Problem statement – Go through the material and pull out every line with the string "What" in it.

The data –
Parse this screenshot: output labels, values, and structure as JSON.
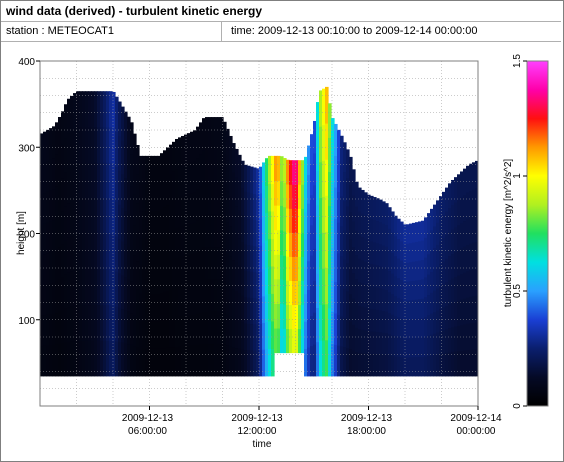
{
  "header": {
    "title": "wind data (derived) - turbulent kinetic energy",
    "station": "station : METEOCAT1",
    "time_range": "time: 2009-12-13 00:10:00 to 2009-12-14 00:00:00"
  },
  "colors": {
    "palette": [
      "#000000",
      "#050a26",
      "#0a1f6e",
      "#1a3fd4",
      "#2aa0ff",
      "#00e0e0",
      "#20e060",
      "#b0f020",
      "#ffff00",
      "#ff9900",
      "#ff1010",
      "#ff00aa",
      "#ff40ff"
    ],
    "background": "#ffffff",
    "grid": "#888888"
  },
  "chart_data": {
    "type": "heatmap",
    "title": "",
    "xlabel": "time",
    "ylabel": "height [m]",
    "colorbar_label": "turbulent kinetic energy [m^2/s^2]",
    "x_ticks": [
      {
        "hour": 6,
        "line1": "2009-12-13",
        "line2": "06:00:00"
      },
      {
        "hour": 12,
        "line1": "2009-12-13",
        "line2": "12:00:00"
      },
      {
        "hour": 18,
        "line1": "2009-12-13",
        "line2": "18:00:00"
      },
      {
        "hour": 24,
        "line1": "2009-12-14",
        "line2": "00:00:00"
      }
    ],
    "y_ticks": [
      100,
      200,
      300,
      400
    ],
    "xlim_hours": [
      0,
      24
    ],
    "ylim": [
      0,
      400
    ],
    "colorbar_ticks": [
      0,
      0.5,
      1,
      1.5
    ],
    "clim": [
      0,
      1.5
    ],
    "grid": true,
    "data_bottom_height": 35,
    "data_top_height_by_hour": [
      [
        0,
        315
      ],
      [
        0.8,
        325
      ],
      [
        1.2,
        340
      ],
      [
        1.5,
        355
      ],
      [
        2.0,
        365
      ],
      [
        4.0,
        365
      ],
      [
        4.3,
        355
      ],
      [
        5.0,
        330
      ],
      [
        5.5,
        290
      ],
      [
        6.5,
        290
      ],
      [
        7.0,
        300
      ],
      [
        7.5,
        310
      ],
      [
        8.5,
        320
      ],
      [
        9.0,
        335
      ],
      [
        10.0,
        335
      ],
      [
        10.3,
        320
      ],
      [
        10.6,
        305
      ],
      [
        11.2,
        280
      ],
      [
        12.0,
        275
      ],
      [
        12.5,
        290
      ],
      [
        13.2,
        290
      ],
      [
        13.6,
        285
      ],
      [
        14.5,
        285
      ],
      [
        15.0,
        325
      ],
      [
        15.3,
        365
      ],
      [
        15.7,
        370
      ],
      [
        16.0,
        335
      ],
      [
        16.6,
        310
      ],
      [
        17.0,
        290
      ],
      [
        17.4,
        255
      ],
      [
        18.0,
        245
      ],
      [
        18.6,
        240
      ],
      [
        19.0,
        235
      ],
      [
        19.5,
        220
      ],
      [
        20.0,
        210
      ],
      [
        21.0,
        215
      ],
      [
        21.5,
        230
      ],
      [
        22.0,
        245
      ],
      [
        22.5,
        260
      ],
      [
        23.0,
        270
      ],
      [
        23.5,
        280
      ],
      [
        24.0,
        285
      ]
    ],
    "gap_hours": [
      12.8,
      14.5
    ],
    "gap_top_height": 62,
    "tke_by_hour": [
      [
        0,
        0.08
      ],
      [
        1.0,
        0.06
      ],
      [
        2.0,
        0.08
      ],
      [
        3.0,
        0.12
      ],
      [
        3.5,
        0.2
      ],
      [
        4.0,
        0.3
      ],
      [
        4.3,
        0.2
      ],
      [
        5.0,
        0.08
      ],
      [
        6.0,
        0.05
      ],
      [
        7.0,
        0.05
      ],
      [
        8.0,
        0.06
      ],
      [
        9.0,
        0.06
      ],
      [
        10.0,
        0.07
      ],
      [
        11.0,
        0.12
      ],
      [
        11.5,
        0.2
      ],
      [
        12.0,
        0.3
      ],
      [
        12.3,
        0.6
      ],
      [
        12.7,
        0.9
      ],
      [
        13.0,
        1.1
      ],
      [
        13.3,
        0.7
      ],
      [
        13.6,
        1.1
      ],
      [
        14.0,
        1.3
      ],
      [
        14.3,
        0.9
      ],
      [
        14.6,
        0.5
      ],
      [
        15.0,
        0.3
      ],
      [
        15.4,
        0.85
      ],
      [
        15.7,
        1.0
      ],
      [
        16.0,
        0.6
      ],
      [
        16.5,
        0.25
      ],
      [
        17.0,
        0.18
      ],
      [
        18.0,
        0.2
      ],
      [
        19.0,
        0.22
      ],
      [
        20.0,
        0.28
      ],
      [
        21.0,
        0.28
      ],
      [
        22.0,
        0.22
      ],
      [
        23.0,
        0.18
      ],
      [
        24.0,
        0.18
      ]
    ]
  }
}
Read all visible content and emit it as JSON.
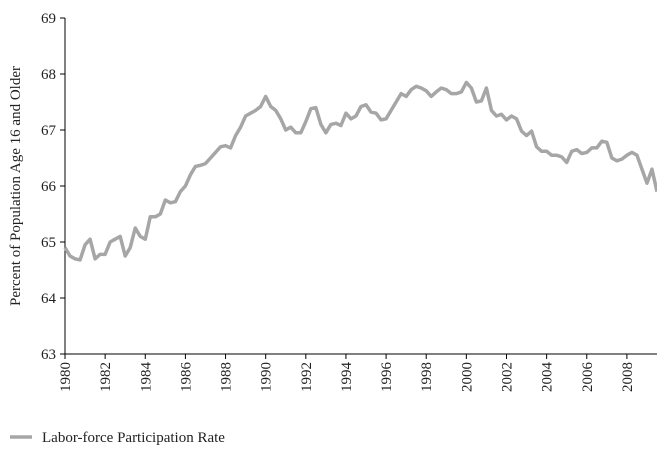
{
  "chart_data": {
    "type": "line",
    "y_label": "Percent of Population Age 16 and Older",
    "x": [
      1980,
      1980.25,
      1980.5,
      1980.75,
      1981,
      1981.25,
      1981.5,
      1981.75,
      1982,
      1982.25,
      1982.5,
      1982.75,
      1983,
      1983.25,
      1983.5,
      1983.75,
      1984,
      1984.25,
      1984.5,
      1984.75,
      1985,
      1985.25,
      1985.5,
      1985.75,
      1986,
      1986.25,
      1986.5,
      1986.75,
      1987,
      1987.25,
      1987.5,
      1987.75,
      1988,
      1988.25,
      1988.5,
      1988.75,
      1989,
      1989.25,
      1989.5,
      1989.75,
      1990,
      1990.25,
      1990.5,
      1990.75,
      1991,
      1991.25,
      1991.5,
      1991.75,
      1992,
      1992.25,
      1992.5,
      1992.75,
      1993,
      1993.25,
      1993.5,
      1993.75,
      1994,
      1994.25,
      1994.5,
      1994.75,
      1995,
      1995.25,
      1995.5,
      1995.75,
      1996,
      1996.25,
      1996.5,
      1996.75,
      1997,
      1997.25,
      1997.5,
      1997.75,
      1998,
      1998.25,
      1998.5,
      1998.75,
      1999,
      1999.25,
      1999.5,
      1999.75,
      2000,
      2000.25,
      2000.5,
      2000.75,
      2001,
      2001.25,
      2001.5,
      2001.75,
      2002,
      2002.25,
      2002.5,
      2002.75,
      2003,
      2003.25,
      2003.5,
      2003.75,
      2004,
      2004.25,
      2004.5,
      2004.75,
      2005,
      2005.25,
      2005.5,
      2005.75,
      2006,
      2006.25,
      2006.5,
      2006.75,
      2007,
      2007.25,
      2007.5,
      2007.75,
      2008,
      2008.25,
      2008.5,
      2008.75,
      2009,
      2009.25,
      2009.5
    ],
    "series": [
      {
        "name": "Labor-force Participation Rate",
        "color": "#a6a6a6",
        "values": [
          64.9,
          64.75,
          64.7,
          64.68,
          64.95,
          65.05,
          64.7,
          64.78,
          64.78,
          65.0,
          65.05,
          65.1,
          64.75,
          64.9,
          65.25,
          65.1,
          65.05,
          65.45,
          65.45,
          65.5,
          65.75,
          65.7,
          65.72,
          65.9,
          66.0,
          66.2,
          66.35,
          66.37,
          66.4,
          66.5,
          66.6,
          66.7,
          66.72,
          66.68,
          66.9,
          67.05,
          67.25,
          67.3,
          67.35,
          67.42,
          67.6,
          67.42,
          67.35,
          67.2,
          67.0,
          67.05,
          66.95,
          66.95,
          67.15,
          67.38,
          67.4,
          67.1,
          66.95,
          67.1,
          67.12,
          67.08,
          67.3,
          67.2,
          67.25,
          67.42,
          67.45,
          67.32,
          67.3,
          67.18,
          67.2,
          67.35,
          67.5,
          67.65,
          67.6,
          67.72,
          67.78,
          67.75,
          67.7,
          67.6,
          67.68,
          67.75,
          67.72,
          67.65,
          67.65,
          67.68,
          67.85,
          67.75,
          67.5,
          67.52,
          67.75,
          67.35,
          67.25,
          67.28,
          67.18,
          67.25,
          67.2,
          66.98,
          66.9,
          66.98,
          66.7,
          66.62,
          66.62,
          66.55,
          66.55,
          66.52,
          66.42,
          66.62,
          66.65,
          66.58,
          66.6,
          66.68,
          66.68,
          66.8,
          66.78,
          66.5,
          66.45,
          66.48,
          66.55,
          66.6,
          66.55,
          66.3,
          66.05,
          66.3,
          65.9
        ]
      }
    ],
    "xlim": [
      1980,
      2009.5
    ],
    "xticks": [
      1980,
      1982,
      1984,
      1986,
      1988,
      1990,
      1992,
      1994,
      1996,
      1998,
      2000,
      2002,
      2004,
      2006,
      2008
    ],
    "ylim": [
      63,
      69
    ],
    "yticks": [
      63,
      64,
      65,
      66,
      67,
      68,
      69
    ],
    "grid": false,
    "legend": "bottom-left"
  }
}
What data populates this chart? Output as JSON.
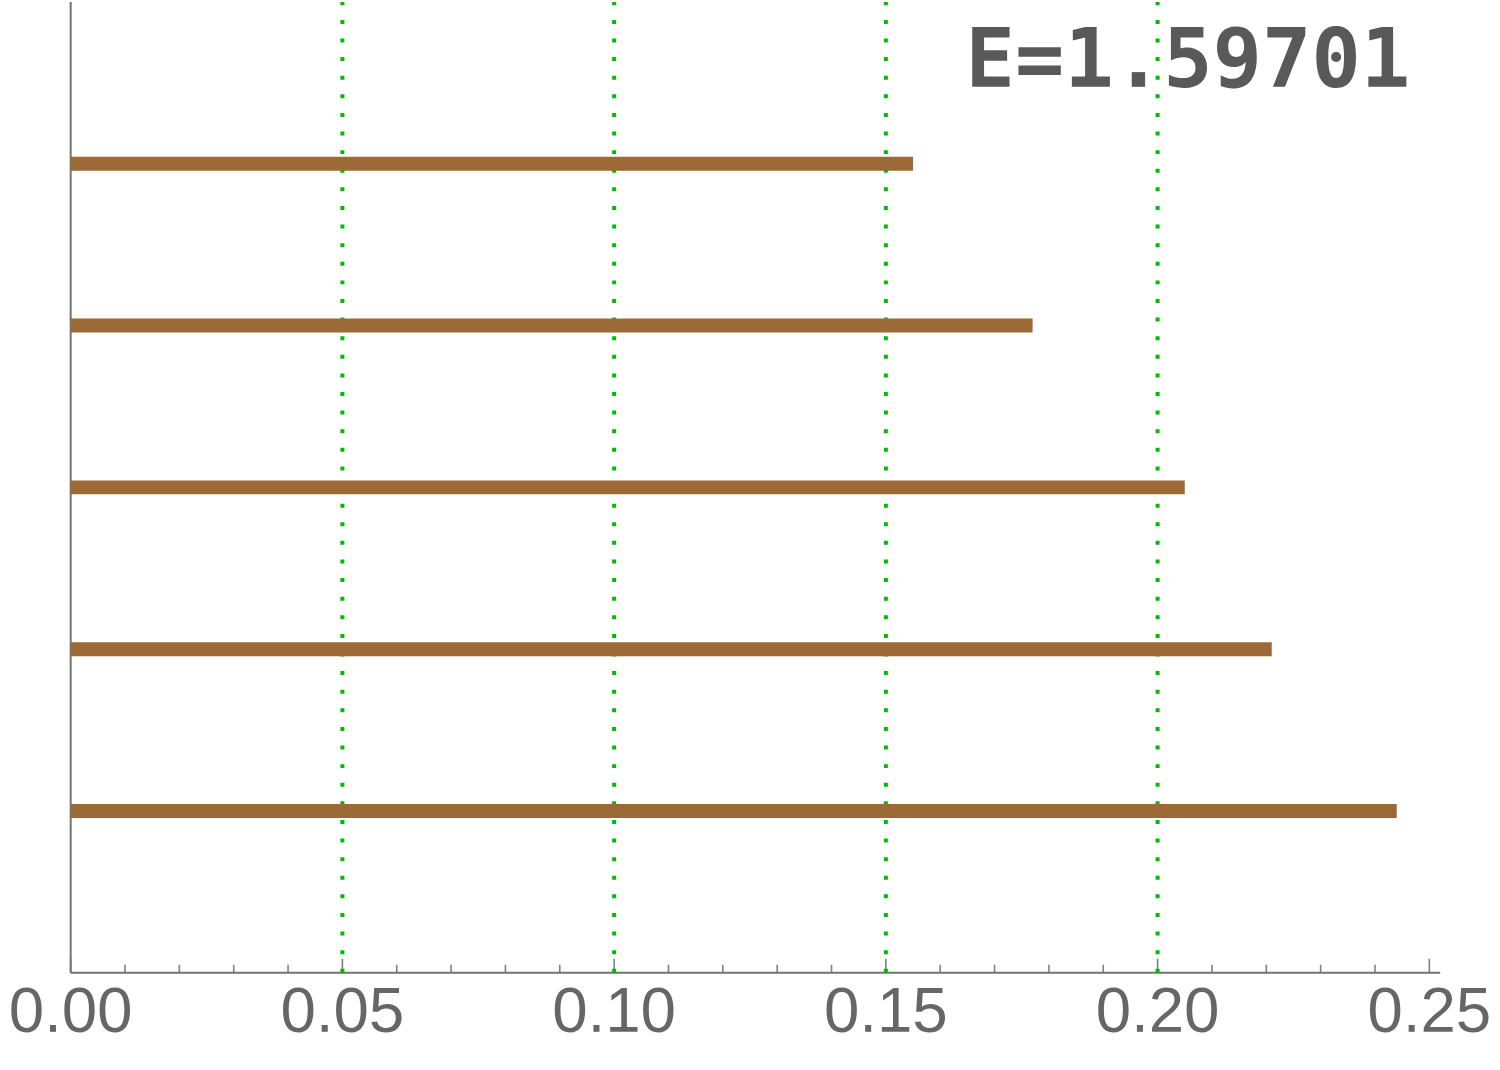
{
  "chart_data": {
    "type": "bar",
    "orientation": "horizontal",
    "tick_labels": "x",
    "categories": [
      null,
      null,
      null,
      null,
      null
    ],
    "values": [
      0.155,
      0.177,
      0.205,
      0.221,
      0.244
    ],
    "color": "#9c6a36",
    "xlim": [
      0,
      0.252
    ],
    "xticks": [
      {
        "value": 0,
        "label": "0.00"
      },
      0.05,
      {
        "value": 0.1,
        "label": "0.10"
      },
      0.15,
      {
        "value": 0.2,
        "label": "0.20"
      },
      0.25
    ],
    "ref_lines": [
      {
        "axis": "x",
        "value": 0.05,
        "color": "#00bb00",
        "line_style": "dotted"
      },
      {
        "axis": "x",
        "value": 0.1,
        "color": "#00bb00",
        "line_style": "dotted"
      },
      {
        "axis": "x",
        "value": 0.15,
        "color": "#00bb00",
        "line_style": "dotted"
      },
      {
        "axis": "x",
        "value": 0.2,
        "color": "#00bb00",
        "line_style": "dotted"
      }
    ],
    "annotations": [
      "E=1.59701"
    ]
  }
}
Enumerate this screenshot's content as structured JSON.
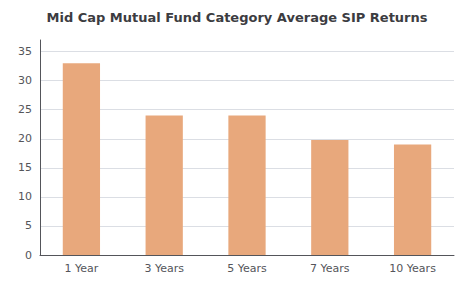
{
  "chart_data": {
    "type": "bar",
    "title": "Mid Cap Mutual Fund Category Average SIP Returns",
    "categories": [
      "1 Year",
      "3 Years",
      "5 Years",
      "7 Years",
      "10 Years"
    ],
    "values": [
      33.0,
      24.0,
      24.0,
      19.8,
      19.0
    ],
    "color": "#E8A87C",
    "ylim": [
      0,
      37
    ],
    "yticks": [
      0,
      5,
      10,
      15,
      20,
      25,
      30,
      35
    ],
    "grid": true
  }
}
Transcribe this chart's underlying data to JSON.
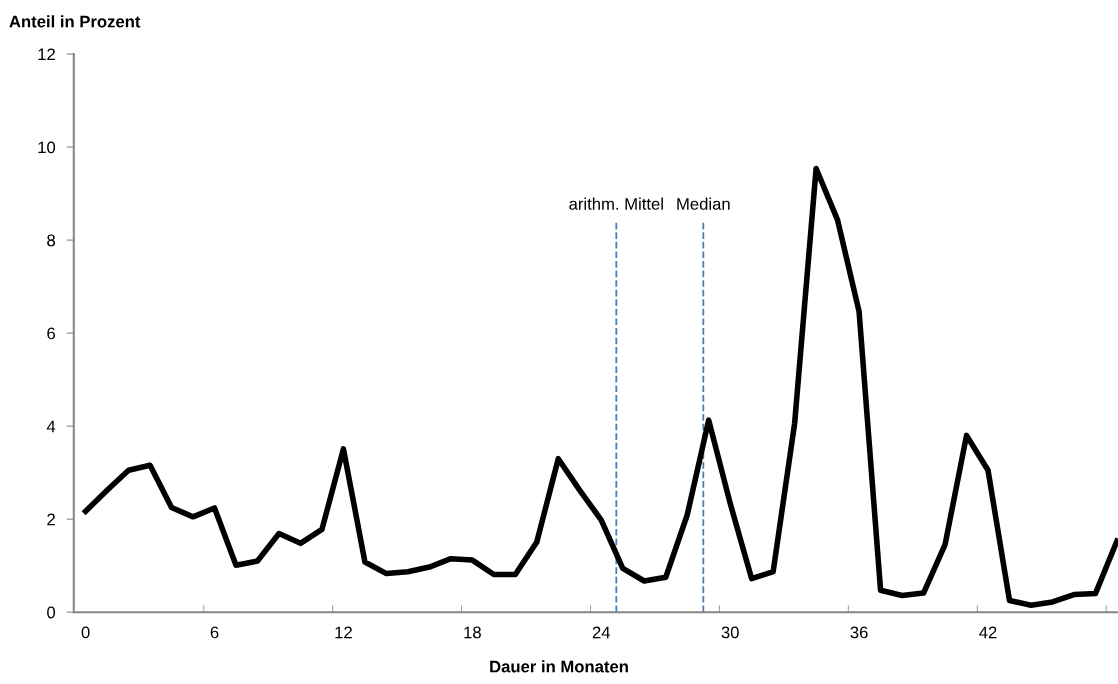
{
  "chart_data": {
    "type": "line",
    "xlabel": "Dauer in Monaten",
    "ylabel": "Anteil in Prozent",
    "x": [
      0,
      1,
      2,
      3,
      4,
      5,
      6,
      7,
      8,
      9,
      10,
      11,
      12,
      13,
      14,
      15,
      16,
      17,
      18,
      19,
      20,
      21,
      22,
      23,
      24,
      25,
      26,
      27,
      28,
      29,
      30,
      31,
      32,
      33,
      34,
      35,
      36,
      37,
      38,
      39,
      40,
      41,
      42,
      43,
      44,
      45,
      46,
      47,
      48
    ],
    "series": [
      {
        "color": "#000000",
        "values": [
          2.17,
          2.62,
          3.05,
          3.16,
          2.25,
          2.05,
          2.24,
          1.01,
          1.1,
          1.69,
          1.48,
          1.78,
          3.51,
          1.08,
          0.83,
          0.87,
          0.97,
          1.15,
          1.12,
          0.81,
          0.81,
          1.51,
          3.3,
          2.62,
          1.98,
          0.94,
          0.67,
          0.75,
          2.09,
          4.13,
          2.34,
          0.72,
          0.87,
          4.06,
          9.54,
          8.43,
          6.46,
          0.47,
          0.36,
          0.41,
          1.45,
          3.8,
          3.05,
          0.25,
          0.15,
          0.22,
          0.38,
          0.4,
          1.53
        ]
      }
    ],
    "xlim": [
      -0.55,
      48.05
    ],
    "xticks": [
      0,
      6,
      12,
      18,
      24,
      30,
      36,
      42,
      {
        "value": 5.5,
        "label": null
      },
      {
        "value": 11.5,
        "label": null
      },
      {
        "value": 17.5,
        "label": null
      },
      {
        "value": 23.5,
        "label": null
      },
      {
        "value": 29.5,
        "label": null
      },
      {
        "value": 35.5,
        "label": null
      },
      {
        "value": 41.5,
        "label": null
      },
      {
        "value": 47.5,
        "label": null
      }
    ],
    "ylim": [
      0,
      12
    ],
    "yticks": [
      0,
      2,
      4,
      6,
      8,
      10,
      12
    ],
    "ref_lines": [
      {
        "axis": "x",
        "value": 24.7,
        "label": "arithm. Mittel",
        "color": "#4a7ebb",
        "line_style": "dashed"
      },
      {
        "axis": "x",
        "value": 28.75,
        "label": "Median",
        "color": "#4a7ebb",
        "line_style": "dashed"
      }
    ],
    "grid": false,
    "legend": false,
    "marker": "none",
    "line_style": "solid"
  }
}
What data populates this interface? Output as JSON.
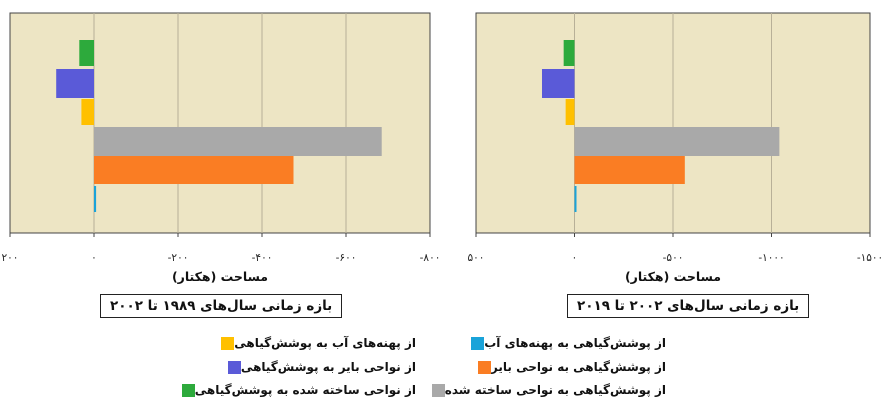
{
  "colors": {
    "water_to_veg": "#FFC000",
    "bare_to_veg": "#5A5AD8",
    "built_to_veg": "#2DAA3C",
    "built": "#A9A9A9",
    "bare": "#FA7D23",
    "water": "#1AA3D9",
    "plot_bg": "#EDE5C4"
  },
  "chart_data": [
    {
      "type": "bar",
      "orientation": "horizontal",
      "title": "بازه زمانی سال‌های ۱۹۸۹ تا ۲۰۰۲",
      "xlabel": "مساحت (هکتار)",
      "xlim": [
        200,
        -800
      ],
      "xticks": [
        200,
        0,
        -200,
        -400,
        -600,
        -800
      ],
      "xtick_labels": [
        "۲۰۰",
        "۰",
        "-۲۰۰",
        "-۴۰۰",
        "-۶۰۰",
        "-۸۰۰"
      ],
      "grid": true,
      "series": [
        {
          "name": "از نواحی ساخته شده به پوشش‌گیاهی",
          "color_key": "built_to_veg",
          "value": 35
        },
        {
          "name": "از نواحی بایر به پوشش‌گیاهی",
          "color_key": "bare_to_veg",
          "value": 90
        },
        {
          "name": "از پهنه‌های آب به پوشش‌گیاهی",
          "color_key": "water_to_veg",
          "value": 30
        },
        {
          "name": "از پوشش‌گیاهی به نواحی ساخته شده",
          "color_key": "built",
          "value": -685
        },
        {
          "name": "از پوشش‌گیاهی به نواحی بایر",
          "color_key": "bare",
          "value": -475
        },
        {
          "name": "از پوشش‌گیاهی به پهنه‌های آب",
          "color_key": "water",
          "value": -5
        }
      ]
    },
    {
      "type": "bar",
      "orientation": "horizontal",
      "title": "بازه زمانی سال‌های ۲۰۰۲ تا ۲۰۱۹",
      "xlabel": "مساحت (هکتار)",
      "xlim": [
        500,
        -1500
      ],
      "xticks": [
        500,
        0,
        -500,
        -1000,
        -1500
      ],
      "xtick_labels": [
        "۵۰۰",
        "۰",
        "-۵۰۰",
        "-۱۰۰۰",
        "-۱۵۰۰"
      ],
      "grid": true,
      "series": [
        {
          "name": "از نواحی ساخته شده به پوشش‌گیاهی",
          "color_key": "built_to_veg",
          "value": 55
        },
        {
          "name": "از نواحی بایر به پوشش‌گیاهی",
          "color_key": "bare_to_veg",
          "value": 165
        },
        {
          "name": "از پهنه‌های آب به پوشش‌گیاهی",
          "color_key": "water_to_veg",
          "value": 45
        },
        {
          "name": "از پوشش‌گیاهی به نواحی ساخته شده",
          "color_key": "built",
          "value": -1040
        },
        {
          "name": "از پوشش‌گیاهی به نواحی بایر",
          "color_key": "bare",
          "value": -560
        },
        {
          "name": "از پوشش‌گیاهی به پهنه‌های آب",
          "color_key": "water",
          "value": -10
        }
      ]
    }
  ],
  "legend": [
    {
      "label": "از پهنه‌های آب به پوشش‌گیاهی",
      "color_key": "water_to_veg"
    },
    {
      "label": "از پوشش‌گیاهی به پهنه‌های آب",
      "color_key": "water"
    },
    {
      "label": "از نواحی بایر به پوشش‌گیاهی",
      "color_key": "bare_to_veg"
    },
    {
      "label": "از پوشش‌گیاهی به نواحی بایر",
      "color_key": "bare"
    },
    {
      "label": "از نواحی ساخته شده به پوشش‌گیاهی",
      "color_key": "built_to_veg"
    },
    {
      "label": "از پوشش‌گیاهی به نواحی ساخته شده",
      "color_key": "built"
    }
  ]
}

Task solution –
What data populates this chart? Output as JSON.
What data populates this interface? Output as JSON.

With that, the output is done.